**Aim 1:**
Could you reproduce the essay on sin as spiritual entropy word for word?

**Given passage:**
>>>>

I believe there is much to be said as to how entropy and sin share a relationship. If physical entropy is the degradation of matter and energy from order to disorder, sin is a form of spiritual entropy where our soul can easily move from a state of sacred relationship to profane alienation. This is not to be dismissed by any of us.
I've been reading The Coddling of the American Mind by Lukianoff and Haidt, and what's unsettling about today's “woke” movement is how divorced it is from nuance. Its become an all or nothing dichotomous orientation. Every group is seen as an object of privilege or oppression, and every uncomfortable emotion is used a basis for argument. There is no ontological center for one's mode of existence. So we are left with a call-out culture of scapegoating those who offend us, when the real sacrifice needs to come from within.
When Solzhenitsyn stated “the line dividing good and evil cuts through the heart of every human being,” he was conveying there are no purely good or evil people. After his arrest and being sent to a gulag for being a Stalin dissident, he realized he could just as easily been an executioner for the state rather than the condemned man who could have been executed. He was eventually released and exiled, and made the point in his writings and life to not fall prey to being self-righteous.
But the self-sacrifice (or repentance) of our self-image in place of our judgement of others is not always easy, and it requires constant vigilance.
The Dominican theologian Reginald Garrigou-Lagrange said, “In the way of God, he who makes no progress loses ground.” We are never arrived, but always arriving; otherwise we are distancing ourselves. There are no plateaus.
I often find even in my workouts I am never truly maintaining. My body is always going through changes where some weeks I make gains, and other periods I need to adjust to setbacks. Routines that worked well a few years ago, don't work so well today. I'm constantly responding to injuries, recovery time, and my energy level.

<<<<

Excerpts from a layout annotation set:
>>>>

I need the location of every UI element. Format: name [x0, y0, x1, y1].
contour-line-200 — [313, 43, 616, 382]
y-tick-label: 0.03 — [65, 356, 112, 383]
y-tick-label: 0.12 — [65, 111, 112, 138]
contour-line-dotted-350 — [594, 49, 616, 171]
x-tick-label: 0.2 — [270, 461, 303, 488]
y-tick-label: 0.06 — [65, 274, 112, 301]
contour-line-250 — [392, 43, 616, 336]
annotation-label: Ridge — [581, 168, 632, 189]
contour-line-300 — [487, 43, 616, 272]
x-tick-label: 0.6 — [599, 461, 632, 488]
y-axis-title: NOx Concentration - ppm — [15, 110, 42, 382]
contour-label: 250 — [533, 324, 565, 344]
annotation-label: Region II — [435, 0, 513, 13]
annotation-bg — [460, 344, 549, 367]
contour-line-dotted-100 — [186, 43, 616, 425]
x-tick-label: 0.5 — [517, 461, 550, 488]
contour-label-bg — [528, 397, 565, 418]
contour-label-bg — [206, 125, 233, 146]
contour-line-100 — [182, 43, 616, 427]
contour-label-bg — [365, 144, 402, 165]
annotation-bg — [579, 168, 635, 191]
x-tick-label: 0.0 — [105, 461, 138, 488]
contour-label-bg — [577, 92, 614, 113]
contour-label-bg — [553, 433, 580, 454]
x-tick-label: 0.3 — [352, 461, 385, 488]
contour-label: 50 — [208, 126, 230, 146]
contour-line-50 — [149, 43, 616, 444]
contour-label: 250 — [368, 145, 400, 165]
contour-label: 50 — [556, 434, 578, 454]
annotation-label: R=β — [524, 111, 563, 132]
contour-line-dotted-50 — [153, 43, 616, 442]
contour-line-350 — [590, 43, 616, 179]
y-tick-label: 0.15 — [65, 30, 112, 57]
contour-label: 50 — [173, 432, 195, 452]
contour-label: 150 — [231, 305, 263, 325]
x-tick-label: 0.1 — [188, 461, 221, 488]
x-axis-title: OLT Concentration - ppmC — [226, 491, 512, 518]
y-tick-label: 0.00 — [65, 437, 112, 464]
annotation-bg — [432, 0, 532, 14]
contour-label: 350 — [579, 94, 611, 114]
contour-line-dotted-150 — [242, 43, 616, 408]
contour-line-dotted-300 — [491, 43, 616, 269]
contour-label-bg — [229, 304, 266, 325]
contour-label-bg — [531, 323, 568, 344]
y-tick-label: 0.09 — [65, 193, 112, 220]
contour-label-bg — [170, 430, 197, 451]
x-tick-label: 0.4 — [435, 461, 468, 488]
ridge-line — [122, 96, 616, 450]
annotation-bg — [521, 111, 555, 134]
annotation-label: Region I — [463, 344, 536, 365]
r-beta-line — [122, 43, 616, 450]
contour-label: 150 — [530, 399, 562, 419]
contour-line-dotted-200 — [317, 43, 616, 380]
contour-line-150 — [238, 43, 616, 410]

<<<<

**Aim 2:**
In the listing, can you rename "annotation-bg" to "annotation-background" across the stretch from its start through the line containing "annotation-bg — [432, 0, 532, 14]", leaving everything else unchanged and giving only those lines?

**Task solution 1:**
I believe there is much to be said as to how entropy and sin share a relationship. If physical entropy is the degradation of matter and energy from order to disorder, sin is a form of spiritual entropy where our soul can easily move from a state of sacred relationship to profane alienation. This is not to be dismissed by any of us.
I've been reading The Coddling of the American Mind by Lukianoff and Haidt, and what's unsettling about today's “woke” movement is how divorced it is from nuance. Its become an all or nothing dichotomous orientation. Every group is seen as an object of privilege or oppression, and every uncomfortable emotion is used a basis for argument. There is no ontological center for one's mode of existence. So we are left with a call-out culture of scapegoating those who offend us, when the real sacrifice needs to come from within.
When Solzhenitsyn stated “the line dividing good and evil cuts through the heart of every human being,” he was conveying there are no purely good or evil people. After his arrest and being sent to a gulag for being a Stalin dissident, he realized he could just as easily been an executioner for the state rather than the condemned man who could have been executed. He was eventually released and exiled, and made the point in his writings and life to not fall prey to being self-righteous.
But the self-sacrifice (or repentance) of our self-image in place of our judgement of others is not always easy, and it requires constant vigilance.
The Dominican theologian Reginald Garrigou-Lagrange said, “In the way of God, he who makes no progress loses ground.” We are never arrived, but always arriving; otherwise we are distancing ourselves. There are no plateaus.
I often find even in my workouts I am never truly maintaining. My body is always going through changes where some weeks I make gains, and other periods I need to adjust to setbacks. Routines that worked well a few years ago, don't work so well today. I'm constantly responding to injuries, recovery time, and my energy level.

**Task solution 2:**
I need the location of every UI element. Format: name [x0, y0, x1, y1].
contour-line-200 — [313, 43, 616, 382]
y-tick-label: 0.03 — [65, 356, 112, 383]
y-tick-label: 0.12 — [65, 111, 112, 138]
contour-line-dotted-350 — [594, 49, 616, 171]
x-tick-label: 0.2 — [270, 461, 303, 488]
y-tick-label: 0.06 — [65, 274, 112, 301]
contour-line-250 — [392, 43, 616, 336]
annotation-label: Ridge — [581, 168, 632, 189]
contour-line-300 — [487, 43, 616, 272]
x-tick-label: 0.6 — [599, 461, 632, 488]
y-axis-title: NOx Concentration - ppm — [15, 110, 42, 382]
contour-label: 250 — [533, 324, 565, 344]
annotation-label: Region II — [435, 0, 513, 13]
annotation-background — [460, 344, 549, 367]
contour-line-dotted-100 — [186, 43, 616, 425]
x-tick-label: 0.5 — [517, 461, 550, 488]
contour-label-bg — [528, 397, 565, 418]
contour-label-bg — [206, 125, 233, 146]
contour-line-100 — [182, 43, 616, 427]
contour-label-bg — [365, 144, 402, 165]
annotation-background — [579, 168, 635, 191]
x-tick-label: 0.0 — [105, 461, 138, 488]
contour-label-bg — [577, 92, 614, 113]
contour-label-bg — [553, 433, 580, 454]
x-tick-label: 0.3 — [352, 461, 385, 488]
contour-label: 50 — [208, 126, 230, 146]
contour-line-50 — [149, 43, 616, 444]
contour-label: 250 — [368, 145, 400, 165]
contour-label: 50 — [556, 434, 578, 454]
annotation-label: R=β — [524, 111, 563, 132]
contour-line-dotted-50 — [153, 43, 616, 442]
contour-line-350 — [590, 43, 616, 179]
y-tick-label: 0.15 — [65, 30, 112, 57]
contour-label: 50 — [173, 432, 195, 452]
contour-label: 150 — [231, 305, 263, 325]
x-tick-label: 0.1 — [188, 461, 221, 488]
x-axis-title: OLT Concentration - ppmC — [226, 491, 512, 518]
y-tick-label: 0.00 — [65, 437, 112, 464]
annotation-background — [432, 0, 532, 14]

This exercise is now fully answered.